■ What you have to do ■
Without the images, print all the entries below exactly as given.

■ Records that describe figures ■
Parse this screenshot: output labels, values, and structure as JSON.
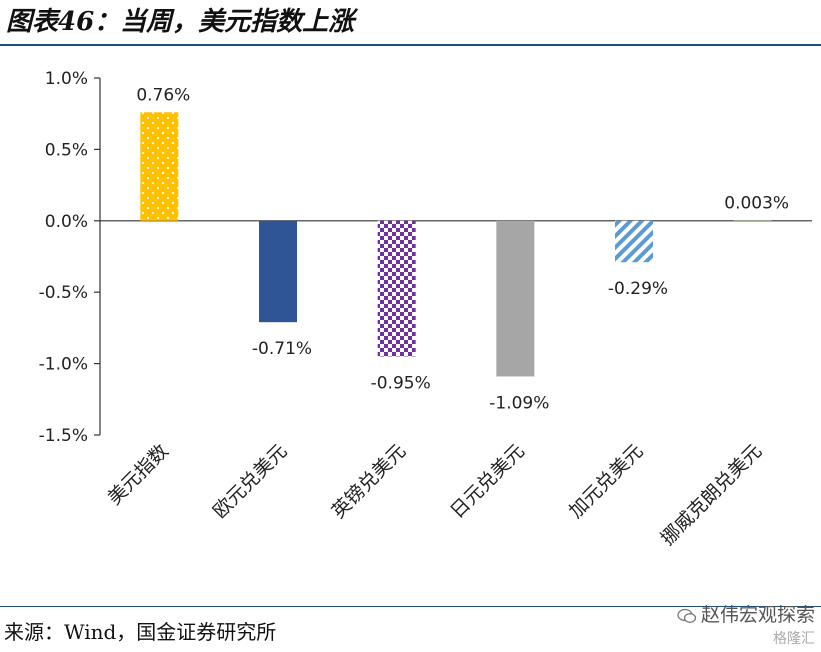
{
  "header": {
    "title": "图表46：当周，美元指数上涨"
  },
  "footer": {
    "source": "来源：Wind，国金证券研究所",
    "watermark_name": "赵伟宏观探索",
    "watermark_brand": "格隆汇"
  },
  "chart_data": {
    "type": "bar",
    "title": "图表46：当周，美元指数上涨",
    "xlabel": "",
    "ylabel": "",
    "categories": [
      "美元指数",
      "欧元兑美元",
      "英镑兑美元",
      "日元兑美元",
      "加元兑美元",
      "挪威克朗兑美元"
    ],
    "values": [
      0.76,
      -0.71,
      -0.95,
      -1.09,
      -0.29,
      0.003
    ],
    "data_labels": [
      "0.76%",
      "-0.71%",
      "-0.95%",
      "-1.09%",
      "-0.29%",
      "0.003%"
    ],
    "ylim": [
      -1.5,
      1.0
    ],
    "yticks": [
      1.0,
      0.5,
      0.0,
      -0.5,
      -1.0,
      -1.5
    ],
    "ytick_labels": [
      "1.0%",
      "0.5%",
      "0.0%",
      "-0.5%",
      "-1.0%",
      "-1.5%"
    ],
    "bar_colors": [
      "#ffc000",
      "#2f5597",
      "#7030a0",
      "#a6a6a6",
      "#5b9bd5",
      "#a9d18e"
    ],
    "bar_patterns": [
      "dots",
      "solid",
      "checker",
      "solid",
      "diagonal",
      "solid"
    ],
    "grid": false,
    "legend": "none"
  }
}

■ Response to the task ■
Parse this screenshot: output labels, values, and structure as JSON.
{
  "header": {
    "title": "图表46：当周，美元指数上涨"
  },
  "footer": {
    "source": "来源：Wind，国金证券研究所",
    "watermark_name": "赵伟宏观探索",
    "watermark_brand": "格隆汇"
  },
  "chart_data": {
    "type": "bar",
    "title": "图表46：当周，美元指数上涨",
    "xlabel": "",
    "ylabel": "",
    "categories": [
      "美元指数",
      "欧元兑美元",
      "英镑兑美元",
      "日元兑美元",
      "加元兑美元",
      "挪威克朗兑美元"
    ],
    "values": [
      0.76,
      -0.71,
      -0.95,
      -1.09,
      -0.29,
      0.003
    ],
    "data_labels": [
      "0.76%",
      "-0.71%",
      "-0.95%",
      "-1.09%",
      "-0.29%",
      "0.003%"
    ],
    "ylim": [
      -1.5,
      1.0
    ],
    "yticks": [
      1.0,
      0.5,
      0.0,
      -0.5,
      -1.0,
      -1.5
    ],
    "ytick_labels": [
      "1.0%",
      "0.5%",
      "0.0%",
      "-0.5%",
      "-1.0%",
      "-1.5%"
    ],
    "bar_colors": [
      "#ffc000",
      "#2f5597",
      "#7030a0",
      "#a6a6a6",
      "#5b9bd5",
      "#a9d18e"
    ],
    "bar_patterns": [
      "dots",
      "solid",
      "checker",
      "solid",
      "diagonal",
      "solid"
    ],
    "grid": false,
    "legend": "none"
  }
}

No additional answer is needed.